- [SUPPLIED MATERIAL]:
>> start

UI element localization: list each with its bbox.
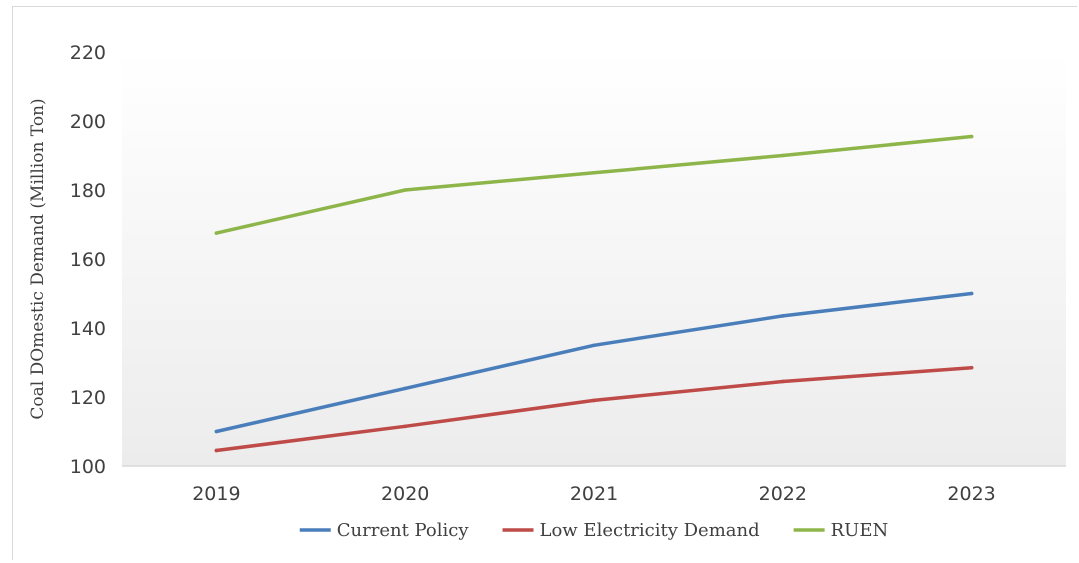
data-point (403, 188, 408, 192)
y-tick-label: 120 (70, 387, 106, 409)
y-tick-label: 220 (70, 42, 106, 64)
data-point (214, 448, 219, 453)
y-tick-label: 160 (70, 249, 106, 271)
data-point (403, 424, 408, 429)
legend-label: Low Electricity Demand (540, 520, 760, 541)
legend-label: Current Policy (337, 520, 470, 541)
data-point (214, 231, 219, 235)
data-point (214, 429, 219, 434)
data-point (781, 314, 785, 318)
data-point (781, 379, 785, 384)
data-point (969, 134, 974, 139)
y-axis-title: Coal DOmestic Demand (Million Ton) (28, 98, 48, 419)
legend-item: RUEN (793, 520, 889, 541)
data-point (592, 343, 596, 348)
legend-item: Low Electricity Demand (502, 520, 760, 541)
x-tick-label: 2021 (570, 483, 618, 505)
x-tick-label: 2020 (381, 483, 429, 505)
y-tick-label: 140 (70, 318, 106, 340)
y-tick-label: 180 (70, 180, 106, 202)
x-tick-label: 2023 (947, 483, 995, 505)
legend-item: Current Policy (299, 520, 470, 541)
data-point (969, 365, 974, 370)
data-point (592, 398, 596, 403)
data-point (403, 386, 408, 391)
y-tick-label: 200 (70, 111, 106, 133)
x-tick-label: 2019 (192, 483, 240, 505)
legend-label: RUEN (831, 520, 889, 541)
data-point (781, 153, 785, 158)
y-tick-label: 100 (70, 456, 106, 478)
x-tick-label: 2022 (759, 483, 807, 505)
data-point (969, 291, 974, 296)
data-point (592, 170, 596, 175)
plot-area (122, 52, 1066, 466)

>> end
>> start

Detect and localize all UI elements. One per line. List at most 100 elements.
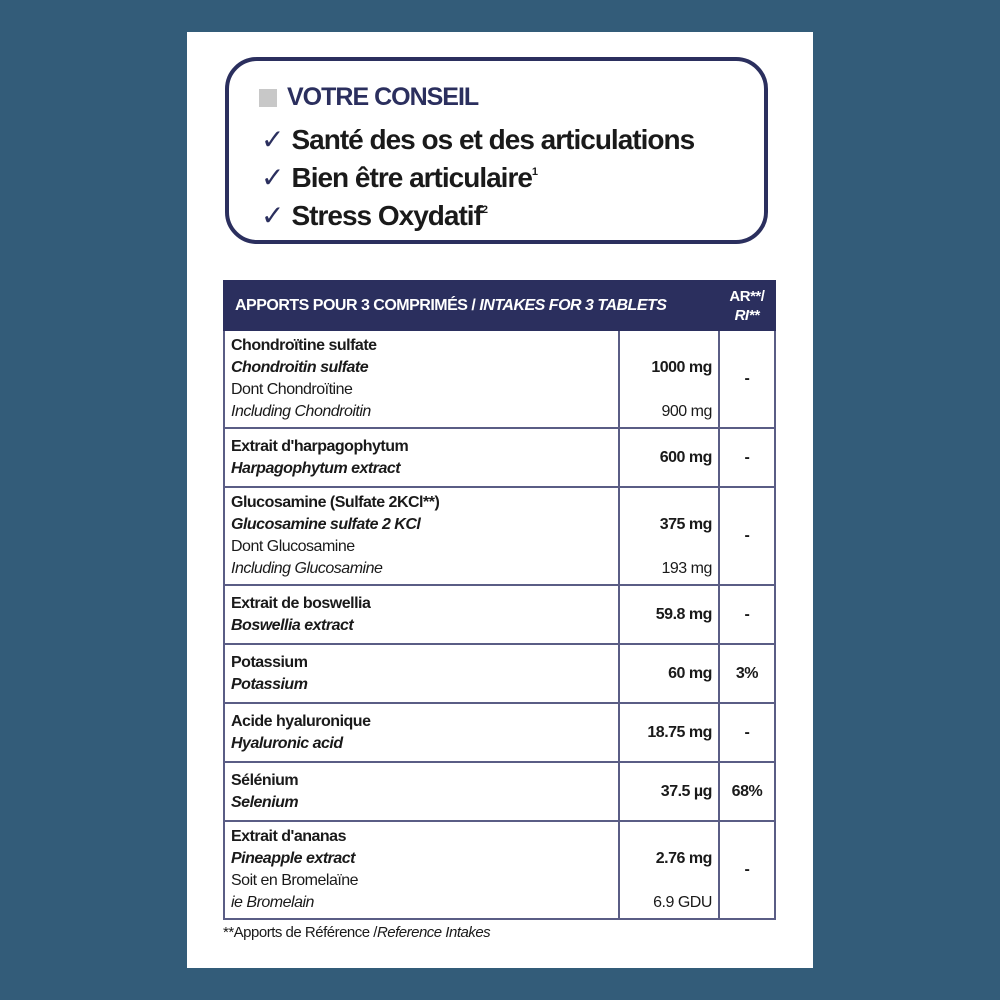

>> end

Repeat the listing lines in the stretch from the line containing "UI element localization: list" through the line containing "data-point (214, 231, 219, 235)", leaving out the pictures.

- [RESPONSE]:
UI element localization: list each with its bbox.
data-point (403, 188, 408, 192)
y-tick-label: 120 (70, 387, 106, 409)
y-tick-label: 220 (70, 42, 106, 64)
data-point (214, 448, 219, 453)
y-tick-label: 160 (70, 249, 106, 271)
data-point (403, 424, 408, 429)
legend-label: Low Electricity Demand (540, 520, 760, 541)
legend-label: Current Policy (337, 520, 470, 541)
data-point (214, 231, 219, 235)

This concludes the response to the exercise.